▶ [Set problem]
Take each line containing the word "restore" and copy it.

▶ [Given entries]
□ □ □ □ □
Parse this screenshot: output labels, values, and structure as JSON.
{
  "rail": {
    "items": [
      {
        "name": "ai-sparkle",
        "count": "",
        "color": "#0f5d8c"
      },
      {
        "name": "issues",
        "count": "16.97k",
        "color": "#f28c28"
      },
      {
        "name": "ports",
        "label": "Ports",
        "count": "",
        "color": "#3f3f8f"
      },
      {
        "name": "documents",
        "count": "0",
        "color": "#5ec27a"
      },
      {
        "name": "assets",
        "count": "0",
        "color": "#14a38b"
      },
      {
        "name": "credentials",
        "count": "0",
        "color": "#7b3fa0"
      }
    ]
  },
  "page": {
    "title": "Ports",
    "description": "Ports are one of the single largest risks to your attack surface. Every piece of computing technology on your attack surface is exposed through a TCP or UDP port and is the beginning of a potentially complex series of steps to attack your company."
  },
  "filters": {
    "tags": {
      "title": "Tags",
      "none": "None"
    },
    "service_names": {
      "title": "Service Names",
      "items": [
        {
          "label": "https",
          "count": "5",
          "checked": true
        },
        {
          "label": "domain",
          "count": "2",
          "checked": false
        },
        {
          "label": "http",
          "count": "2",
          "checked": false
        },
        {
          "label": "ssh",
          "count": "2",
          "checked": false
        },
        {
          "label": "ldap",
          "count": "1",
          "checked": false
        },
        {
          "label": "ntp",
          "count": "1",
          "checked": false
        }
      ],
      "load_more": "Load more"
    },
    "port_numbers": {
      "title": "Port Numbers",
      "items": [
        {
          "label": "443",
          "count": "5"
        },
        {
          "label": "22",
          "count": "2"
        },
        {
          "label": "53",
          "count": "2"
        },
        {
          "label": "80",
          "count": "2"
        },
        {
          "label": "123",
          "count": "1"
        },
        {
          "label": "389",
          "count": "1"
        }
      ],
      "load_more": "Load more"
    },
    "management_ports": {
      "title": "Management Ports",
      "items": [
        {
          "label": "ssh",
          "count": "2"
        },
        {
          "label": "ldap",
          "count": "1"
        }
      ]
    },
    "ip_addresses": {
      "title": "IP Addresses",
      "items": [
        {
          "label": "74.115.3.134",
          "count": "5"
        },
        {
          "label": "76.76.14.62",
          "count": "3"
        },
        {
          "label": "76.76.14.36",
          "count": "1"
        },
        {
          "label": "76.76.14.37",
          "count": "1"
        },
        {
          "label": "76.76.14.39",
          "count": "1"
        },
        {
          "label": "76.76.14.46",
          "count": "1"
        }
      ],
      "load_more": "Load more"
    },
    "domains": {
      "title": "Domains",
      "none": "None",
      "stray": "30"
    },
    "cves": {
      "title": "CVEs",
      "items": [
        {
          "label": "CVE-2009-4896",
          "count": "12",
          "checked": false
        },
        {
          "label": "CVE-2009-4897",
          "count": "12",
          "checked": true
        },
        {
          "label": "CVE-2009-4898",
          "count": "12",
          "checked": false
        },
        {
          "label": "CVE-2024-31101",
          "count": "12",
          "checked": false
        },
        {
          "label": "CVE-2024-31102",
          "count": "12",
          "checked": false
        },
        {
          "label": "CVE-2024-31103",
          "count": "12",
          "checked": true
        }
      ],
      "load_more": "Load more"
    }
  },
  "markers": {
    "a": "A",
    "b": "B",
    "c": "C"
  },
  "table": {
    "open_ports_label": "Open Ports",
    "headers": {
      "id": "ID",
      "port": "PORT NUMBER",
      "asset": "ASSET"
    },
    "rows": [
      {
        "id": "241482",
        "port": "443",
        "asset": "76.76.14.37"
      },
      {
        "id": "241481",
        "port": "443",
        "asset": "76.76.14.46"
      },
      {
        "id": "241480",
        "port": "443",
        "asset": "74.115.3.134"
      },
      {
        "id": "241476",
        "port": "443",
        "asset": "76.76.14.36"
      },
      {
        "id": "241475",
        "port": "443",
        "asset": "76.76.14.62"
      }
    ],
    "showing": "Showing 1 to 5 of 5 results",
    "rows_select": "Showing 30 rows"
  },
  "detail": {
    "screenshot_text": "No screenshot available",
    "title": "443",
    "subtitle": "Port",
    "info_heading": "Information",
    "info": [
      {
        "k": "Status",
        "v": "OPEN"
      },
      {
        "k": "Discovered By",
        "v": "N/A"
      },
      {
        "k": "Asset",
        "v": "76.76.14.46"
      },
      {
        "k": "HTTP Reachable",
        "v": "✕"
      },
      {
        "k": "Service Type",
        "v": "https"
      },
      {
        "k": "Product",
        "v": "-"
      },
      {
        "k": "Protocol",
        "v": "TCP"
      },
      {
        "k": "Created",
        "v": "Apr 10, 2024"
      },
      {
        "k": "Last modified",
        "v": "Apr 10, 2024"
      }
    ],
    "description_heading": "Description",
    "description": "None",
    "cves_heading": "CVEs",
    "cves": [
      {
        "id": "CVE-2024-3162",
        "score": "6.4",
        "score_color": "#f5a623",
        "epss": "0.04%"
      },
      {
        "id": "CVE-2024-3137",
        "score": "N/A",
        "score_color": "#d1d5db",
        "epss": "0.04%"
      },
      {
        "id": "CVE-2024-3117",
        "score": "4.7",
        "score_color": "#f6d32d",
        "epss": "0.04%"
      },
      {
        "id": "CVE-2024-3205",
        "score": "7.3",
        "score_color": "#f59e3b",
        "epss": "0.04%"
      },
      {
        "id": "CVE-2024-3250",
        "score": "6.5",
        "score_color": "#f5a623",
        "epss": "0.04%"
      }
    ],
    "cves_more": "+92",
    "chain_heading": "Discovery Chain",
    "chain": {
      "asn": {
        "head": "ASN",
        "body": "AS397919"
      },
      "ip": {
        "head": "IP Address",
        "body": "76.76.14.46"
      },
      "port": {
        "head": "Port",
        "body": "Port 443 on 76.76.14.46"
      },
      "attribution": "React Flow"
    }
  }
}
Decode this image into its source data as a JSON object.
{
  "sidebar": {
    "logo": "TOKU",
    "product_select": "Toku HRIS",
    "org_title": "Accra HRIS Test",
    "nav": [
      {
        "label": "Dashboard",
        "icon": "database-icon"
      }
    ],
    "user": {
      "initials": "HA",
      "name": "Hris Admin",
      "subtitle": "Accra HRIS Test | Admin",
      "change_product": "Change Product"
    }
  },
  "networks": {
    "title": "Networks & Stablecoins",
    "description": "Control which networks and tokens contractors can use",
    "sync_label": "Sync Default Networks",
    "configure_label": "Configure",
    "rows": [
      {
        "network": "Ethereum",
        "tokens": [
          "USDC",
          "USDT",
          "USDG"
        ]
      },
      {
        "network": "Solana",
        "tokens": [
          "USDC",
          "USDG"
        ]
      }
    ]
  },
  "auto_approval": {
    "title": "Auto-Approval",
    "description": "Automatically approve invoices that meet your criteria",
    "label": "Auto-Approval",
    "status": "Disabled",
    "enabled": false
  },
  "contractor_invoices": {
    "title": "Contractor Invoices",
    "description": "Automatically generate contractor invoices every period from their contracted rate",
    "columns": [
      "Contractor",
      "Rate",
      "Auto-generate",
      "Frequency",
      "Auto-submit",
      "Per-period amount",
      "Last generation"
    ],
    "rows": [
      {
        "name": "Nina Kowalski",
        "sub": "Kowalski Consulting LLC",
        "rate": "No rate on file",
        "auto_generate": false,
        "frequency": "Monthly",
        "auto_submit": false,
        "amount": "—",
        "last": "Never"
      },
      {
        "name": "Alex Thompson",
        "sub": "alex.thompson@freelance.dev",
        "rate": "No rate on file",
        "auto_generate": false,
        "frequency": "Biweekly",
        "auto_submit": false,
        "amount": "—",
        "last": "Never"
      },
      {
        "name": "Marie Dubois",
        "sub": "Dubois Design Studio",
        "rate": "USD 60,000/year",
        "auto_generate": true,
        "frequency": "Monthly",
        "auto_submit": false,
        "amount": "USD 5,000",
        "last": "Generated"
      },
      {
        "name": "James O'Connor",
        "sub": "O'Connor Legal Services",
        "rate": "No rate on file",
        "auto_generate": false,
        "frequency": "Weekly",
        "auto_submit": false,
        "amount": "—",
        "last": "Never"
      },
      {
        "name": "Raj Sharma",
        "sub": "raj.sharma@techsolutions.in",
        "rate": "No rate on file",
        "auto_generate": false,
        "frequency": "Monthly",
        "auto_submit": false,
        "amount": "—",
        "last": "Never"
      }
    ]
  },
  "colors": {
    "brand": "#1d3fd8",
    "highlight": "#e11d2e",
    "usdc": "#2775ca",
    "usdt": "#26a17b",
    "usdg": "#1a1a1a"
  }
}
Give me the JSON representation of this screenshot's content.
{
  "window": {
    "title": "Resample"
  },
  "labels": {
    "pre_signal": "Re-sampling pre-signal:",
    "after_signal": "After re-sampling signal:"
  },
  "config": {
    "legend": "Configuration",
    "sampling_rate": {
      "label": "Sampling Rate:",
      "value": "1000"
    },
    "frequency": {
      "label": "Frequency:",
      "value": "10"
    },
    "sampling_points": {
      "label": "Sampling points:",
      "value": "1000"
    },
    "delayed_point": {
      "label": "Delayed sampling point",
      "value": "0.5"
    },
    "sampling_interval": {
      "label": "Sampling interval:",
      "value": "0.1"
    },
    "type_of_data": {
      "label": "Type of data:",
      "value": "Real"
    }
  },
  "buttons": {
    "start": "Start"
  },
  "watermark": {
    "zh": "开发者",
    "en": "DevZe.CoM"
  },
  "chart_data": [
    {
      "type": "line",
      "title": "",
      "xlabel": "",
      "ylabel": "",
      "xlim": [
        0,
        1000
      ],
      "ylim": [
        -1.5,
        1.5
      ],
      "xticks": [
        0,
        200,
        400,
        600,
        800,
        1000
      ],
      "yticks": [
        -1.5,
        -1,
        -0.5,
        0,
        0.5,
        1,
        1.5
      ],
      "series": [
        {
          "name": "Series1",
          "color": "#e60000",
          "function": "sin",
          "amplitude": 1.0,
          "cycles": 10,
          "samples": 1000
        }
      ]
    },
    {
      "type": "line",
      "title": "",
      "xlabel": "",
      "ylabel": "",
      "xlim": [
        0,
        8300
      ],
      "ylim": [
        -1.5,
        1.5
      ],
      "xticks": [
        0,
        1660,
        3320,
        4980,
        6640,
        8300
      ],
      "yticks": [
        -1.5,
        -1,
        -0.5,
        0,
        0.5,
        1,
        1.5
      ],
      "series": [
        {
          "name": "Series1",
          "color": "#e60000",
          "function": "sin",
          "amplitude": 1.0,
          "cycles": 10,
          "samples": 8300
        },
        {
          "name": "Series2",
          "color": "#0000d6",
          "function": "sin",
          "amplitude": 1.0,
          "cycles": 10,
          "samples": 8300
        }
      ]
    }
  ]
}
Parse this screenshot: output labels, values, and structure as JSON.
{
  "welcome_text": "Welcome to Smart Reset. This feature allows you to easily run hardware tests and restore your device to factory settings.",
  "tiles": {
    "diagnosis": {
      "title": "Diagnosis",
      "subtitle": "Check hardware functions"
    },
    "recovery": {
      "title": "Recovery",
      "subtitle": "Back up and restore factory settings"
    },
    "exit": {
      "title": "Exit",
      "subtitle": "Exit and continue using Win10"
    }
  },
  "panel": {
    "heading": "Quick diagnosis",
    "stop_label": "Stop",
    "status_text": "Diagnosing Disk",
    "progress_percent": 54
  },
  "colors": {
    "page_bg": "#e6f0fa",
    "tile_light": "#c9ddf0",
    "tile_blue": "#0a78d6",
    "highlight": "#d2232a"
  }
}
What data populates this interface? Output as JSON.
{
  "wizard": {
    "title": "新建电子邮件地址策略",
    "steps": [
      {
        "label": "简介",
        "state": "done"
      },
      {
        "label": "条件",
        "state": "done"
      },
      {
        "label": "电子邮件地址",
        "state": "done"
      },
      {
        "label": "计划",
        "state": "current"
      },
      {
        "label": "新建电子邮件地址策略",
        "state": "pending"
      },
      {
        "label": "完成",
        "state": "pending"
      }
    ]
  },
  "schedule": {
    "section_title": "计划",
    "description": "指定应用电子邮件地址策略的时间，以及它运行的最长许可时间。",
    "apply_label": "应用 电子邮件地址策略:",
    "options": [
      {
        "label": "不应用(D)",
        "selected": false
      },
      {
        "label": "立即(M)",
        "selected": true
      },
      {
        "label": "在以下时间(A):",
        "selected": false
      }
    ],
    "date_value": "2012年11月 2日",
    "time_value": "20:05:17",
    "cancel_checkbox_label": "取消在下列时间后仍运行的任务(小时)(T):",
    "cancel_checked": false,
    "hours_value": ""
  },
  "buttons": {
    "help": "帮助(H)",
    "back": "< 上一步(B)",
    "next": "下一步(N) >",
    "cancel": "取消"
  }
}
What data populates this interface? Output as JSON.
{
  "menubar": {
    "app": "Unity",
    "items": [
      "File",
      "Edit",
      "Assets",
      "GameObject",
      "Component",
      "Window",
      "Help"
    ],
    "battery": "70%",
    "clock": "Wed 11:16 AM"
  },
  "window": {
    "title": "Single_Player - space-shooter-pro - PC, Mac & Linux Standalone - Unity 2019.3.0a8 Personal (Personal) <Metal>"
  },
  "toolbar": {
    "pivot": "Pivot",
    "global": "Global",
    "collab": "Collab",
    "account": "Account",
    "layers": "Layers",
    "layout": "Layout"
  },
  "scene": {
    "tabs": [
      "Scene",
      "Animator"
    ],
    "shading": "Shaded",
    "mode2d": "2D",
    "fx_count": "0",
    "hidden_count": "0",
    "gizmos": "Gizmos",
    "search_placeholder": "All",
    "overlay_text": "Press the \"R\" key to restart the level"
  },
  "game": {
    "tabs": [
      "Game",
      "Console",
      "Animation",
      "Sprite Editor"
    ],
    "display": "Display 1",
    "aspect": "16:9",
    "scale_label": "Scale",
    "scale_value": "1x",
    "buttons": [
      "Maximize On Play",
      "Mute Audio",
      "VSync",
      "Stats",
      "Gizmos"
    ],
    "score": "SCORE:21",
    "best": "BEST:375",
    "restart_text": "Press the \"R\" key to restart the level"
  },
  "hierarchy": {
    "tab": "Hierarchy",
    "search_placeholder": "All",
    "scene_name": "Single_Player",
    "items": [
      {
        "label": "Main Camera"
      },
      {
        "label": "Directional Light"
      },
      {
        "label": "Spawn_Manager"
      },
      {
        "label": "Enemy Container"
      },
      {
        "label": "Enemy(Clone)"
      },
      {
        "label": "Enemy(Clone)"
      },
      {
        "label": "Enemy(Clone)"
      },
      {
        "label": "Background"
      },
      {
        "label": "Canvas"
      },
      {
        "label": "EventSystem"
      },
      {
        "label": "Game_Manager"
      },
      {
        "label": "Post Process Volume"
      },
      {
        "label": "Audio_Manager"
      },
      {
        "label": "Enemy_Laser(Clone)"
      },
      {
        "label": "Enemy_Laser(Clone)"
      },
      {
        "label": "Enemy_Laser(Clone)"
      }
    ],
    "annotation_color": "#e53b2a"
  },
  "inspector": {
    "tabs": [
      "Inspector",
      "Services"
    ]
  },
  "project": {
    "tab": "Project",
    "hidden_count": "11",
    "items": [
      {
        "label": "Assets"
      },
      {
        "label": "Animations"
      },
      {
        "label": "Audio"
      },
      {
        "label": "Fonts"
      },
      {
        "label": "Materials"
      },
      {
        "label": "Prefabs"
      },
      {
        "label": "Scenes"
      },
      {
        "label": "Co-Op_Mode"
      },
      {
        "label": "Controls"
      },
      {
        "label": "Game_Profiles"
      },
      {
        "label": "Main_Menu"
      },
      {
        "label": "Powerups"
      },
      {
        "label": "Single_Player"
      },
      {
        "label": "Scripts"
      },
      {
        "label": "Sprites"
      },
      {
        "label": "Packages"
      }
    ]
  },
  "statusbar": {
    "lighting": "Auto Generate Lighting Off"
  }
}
□ □ □ □ □
▶ [Answer in full]
  "welcome_text": "Welcome to Smart Reset. This feature allows you to easily run hardware tests and restore your device to factory settings.",
      "subtitle": "Back up and restore factory settings"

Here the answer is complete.